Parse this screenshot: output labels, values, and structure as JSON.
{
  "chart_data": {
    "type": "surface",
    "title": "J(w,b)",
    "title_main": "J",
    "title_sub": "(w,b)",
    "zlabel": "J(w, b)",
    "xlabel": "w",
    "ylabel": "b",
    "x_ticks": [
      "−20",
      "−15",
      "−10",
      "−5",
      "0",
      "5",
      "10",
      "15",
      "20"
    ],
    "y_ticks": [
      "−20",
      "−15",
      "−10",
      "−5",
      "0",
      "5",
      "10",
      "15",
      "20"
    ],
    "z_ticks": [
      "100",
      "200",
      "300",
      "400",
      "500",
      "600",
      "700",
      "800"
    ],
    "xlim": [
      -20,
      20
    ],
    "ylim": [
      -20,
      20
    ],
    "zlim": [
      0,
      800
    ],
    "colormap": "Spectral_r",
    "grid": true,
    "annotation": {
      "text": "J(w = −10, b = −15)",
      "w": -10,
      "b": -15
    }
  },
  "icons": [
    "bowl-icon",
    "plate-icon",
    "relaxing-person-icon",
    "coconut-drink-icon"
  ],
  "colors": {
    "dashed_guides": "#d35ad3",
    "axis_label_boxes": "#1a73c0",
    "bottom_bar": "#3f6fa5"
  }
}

| What is needed |
Without leaving anything out, give the entries again exactly.

| Result of the exercise |
Parse this screenshot: output labels, values, and structure as JSON.
{
  "chart_data": {
    "type": "surface",
    "title": "J(w,b)",
    "title_main": "J",
    "title_sub": "(w,b)",
    "zlabel": "J(w, b)",
    "xlabel": "w",
    "ylabel": "b",
    "x_ticks": [
      "−20",
      "−15",
      "−10",
      "−5",
      "0",
      "5",
      "10",
      "15",
      "20"
    ],
    "y_ticks": [
      "−20",
      "−15",
      "−10",
      "−5",
      "0",
      "5",
      "10",
      "15",
      "20"
    ],
    "z_ticks": [
      "100",
      "200",
      "300",
      "400",
      "500",
      "600",
      "700",
      "800"
    ],
    "xlim": [
      -20,
      20
    ],
    "ylim": [
      -20,
      20
    ],
    "zlim": [
      0,
      800
    ],
    "colormap": "Spectral_r",
    "grid": true,
    "annotation": {
      "text": "J(w = −10, b = −15)",
      "w": -10,
      "b": -15
    }
  },
  "icons": [
    "bowl-icon",
    "plate-icon",
    "relaxing-person-icon",
    "coconut-drink-icon"
  ],
  "colors": {
    "dashed_guides": "#d35ad3",
    "axis_label_boxes": "#1a73c0",
    "bottom_bar": "#3f6fa5"
  }
}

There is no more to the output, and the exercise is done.